• _Directions for this task_
In the listing below, how many lines contain the string "Laagste", with case counting? Give only the number.

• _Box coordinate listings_
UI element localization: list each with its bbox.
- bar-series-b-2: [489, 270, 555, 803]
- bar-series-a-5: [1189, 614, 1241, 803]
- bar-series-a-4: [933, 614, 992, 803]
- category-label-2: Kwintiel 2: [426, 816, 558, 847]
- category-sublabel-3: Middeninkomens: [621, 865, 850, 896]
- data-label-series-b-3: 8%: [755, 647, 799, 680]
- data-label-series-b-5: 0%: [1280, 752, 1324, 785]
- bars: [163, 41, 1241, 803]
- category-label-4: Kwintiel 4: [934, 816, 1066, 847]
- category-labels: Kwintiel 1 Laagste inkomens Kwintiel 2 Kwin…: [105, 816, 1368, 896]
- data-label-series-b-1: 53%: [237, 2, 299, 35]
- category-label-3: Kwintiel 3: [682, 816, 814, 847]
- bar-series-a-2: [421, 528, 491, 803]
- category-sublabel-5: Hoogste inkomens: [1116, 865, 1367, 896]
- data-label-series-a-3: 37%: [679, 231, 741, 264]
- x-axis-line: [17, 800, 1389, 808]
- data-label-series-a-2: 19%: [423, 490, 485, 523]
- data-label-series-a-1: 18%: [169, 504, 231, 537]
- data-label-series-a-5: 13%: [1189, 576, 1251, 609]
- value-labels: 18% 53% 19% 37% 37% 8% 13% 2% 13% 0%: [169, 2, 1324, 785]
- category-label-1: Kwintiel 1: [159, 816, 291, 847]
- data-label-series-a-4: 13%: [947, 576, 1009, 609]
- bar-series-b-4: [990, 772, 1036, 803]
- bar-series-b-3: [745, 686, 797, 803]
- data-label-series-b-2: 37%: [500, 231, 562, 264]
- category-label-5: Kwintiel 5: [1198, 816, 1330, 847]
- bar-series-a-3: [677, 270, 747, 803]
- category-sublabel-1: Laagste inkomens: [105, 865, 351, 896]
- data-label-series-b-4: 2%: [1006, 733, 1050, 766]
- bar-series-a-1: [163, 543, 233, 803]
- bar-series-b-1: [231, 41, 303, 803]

• _Solved problem_
2